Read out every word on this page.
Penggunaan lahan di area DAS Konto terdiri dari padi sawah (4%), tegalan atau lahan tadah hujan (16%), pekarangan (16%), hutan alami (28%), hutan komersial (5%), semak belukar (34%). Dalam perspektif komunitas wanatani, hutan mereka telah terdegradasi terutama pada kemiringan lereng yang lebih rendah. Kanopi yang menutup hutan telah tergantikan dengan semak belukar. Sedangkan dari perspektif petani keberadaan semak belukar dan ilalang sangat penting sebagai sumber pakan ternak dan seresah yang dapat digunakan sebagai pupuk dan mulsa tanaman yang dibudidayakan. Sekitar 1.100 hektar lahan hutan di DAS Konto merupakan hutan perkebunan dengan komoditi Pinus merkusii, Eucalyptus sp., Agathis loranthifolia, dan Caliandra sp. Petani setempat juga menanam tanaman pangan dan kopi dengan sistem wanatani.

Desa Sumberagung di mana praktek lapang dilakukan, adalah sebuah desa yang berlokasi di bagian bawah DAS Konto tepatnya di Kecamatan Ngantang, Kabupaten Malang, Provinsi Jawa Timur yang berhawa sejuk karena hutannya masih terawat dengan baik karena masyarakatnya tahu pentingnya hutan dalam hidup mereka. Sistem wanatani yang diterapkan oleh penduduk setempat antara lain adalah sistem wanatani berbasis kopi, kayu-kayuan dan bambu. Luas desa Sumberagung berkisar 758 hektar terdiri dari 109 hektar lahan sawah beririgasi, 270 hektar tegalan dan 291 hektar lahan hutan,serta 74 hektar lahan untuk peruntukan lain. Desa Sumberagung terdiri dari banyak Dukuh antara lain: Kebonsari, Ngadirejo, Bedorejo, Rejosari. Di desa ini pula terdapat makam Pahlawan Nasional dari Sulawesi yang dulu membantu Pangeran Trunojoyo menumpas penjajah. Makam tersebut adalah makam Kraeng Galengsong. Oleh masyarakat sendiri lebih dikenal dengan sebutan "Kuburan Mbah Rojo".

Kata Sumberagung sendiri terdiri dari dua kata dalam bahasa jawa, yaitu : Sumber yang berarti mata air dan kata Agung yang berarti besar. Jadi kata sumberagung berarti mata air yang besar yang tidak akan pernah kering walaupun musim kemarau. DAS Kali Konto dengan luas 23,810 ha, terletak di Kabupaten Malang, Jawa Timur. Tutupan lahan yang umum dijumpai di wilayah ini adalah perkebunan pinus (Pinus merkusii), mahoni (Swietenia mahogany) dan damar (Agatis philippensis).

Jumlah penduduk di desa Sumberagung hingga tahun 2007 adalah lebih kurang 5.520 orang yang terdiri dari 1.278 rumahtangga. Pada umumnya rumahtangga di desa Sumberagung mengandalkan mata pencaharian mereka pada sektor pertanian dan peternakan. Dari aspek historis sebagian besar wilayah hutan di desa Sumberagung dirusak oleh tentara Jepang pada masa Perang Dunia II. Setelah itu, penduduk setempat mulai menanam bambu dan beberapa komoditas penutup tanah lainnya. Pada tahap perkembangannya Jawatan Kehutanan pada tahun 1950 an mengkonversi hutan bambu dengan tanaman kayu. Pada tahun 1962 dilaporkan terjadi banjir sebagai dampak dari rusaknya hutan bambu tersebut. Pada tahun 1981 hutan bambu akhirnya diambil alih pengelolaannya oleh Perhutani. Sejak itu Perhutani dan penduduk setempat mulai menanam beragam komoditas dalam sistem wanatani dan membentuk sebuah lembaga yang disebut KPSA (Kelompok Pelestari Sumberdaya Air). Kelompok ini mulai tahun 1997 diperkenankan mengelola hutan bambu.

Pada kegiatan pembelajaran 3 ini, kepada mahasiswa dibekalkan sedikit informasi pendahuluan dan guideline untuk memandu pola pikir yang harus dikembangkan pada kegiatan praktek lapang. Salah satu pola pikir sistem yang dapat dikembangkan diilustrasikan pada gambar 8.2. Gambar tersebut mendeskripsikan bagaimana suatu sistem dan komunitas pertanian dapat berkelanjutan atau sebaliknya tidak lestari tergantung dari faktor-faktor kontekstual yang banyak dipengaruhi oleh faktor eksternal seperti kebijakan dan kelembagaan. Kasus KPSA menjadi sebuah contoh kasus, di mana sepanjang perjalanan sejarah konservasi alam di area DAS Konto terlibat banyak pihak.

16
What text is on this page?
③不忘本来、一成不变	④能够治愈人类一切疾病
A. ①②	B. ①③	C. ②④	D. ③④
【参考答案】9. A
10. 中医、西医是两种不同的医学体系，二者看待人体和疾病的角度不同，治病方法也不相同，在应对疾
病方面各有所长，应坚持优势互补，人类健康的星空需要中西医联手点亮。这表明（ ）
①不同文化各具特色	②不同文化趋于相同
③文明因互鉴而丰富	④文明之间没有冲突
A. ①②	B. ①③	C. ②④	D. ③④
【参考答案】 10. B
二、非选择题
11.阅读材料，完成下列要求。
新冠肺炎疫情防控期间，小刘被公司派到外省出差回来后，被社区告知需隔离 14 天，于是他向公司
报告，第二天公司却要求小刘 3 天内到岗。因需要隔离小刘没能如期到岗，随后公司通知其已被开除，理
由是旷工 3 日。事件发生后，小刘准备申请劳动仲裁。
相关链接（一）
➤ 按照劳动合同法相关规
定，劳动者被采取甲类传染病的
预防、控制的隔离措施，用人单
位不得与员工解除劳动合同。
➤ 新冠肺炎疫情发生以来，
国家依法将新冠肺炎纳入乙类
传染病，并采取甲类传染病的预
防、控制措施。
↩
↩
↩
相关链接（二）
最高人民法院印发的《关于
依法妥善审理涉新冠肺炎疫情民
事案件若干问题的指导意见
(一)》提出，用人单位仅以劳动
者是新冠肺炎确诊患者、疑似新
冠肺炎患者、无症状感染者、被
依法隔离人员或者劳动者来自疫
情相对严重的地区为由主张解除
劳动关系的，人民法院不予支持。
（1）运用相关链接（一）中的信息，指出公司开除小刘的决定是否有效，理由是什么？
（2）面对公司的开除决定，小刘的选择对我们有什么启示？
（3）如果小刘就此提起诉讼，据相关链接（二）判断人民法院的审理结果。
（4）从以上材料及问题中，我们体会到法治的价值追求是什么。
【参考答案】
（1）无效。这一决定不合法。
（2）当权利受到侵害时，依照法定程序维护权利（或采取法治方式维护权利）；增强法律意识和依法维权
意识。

§ **Given problem**
Reproduce the material above exactly; please quote every line of it.

§ **Written solution**
Read out every word on this page.
Penggunaan lahan di area DAS Konto terdiri dari padi sawah (4%), tegalan atau lahan tadah hujan (16%), pekarangan (16%), hutan alami (28%), hutan komersial (5%), semak belukar (34%). Dalam perspektif komunitas wanatani, hutan mereka telah terdegradasi terutama pada kemiringan lereng yang lebih rendah. Kanopi yang menutup hutan telah tergantikan dengan semak belukar. Sedangkan dari perspektif petani keberadaan semak belukar dan ilalang sangat penting sebagai sumber pakan ternak dan seresah yang dapat digunakan sebagai pupuk dan mulsa tanaman yang dibudidayakan. Sekitar 1.100 hektar lahan hutan di DAS Konto merupakan hutan perkebunan dengan komoditi Pinus merkusii, Eucalyptus sp., Agathis loranthifolia, dan Caliandra sp. Petani setempat juga menanam tanaman pangan dan kopi dengan sistem wanatani.

Desa Sumberagung di mana praktek lapang dilakukan, adalah sebuah desa yang berlokasi di bagian bawah DAS Konto tepatnya di Kecamatan Ngantang, Kabupaten Malang, Provinsi Jawa Timur yang berhawa sejuk karena hutannya masih terawat dengan baik karena masyarakatnya tahu pentingnya hutan dalam hidup mereka. Sistem wanatani yang diterapkan oleh penduduk setempat antara lain adalah sistem wanatani berbasis kopi, kayu-kayuan dan bambu. Luas desa Sumberagung berkisar 758 hektar terdiri dari 109 hektar lahan sawah beririgasi, 270 hektar tegalan dan 291 hektar lahan hutan,serta 74 hektar lahan untuk peruntukan lain. Desa Sumberagung terdiri dari banyak Dukuh antara lain: Kebonsari, Ngadirejo, Bedorejo, Rejosari. Di desa ini pula terdapat makam Pahlawan Nasional dari Sulawesi yang dulu membantu Pangeran Trunojoyo menumpas penjajah. Makam tersebut adalah makam Kraeng Galengsong. Oleh masyarakat sendiri lebih dikenal dengan sebutan "Kuburan Mbah Rojo".

Kata Sumberagung sendiri terdiri dari dua kata dalam bahasa jawa, yaitu : Sumber yang berarti mata air dan kata Agung yang berarti besar. Jadi kata sumberagung berarti mata air yang besar yang tidak akan pernah kering walaupun musim kemarau. DAS Kali Konto dengan luas 23,810 ha, terletak di Kabupaten Malang, Jawa Timur. Tutupan lahan yang umum dijumpai di wilayah ini adalah perkebunan pinus (Pinus merkusii), mahoni (Swietenia mahogany) dan damar (Agatis philippensis).

Jumlah penduduk di desa Sumberagung hingga tahun 2007 adalah lebih kurang 5.520 orang yang terdiri dari 1.278 rumahtangga. Pada umumnya rumahtangga di desa Sumberagung mengandalkan mata pencaharian mereka pada sektor pertanian dan peternakan. Dari aspek historis sebagian besar wilayah hutan di desa Sumberagung dirusak oleh tentara Jepang pada masa Perang Dunia II. Setelah itu, penduduk setempat mulai menanam bambu dan beberapa komoditas penutup tanah lainnya. Pada tahap perkembangannya Jawatan Kehutanan pada tahun 1950 an mengkonversi hutan bambu dengan tanaman kayu. Pada tahun 1962 dilaporkan terjadi banjir sebagai dampak dari rusaknya hutan bambu tersebut. Pada tahun 1981 hutan bambu akhirnya diambil alih pengelolaannya oleh Perhutani. Sejak itu Perhutani dan penduduk setempat mulai menanam beragam komoditas dalam sistem wanatani dan membentuk sebuah lembaga yang disebut KPSA (Kelompok Pelestari Sumberdaya Air). Kelompok ini mulai tahun 1997 diperkenankan mengelola hutan bambu.

Pada kegiatan pembelajaran 3 ini, kepada mahasiswa dibekalkan sedikit informasi pendahuluan dan guideline untuk memandu pola pikir yang harus dikembangkan pada kegiatan praktek lapang. Salah satu pola pikir sistem yang dapat dikembangkan diilustrasikan pada gambar 8.2. Gambar tersebut mendeskripsikan bagaimana suatu sistem dan komunitas pertanian dapat berkelanjutan atau sebaliknya tidak lestari tergantung dari faktor-faktor kontekstual yang banyak dipengaruhi oleh faktor eksternal seperti kebijakan dan kelembagaan. Kasus KPSA menjadi sebuah contoh kasus, di mana sepanjang perjalanan sejarah konservasi alam di area DAS Konto terlibat banyak pihak.

16
What text is on this page?
③不忘本来、一成不变	④能够治愈人类一切疾病
A. ①②	B. ①③	C. ②④	D. ③④
【参考答案】9. A
10. 中医、西医是两种不同的医学体系，二者看待人体和疾病的角度不同，治病方法也不相同，在应对疾
病方面各有所长，应坚持优势互补，人类健康的星空需要中西医联手点亮。这表明（ ）
①不同文化各具特色	②不同文化趋于相同
③文明因互鉴而丰富	④文明之间没有冲突
A. ①②	B. ①③	C. ②④	D. ③④
【参考答案】 10. B
二、非选择题
11.阅读材料，完成下列要求。
新冠肺炎疫情防控期间，小刘被公司派到外省出差回来后，被社区告知需隔离 14 天，于是他向公司
报告，第二天公司却要求小刘 3 天内到岗。因需要隔离小刘没能如期到岗，随后公司通知其已被开除，理
由是旷工 3 日。事件发生后，小刘准备申请劳动仲裁。
相关链接（一）
➤ 按照劳动合同法相关规
定，劳动者被采取甲类传染病的
预防、控制的隔离措施，用人单
位不得与员工解除劳动合同。
➤ 新冠肺炎疫情发生以来，
国家依法将新冠肺炎纳入乙类
传染病，并采取甲类传染病的预
防、控制措施。
↩
↩
↩
相关链接（二）
最高人民法院印发的《关于
依法妥善审理涉新冠肺炎疫情民
事案件若干问题的指导意见
(一)》提出，用人单位仅以劳动
者是新冠肺炎确诊患者、疑似新
冠肺炎患者、无症状感染者、被
依法隔离人员或者劳动者来自疫
情相对严重的地区为由主张解除
劳动关系的，人民法院不予支持。
（1）运用相关链接（一）中的信息，指出公司开除小刘的决定是否有效，理由是什么？
（2）面对公司的开除决定，小刘的选择对我们有什么启示？
（3）如果小刘就此提起诉讼，据相关链接（二）判断人民法院的审理结果。
（4）从以上材料及问题中，我们体会到法治的价值追求是什么。
【参考答案】
（1）无效。这一决定不合法。
（2）当权利受到侵害时，依照法定程序维护权利（或采取法治方式维护权利）；增强法律意识和依法维权
意识。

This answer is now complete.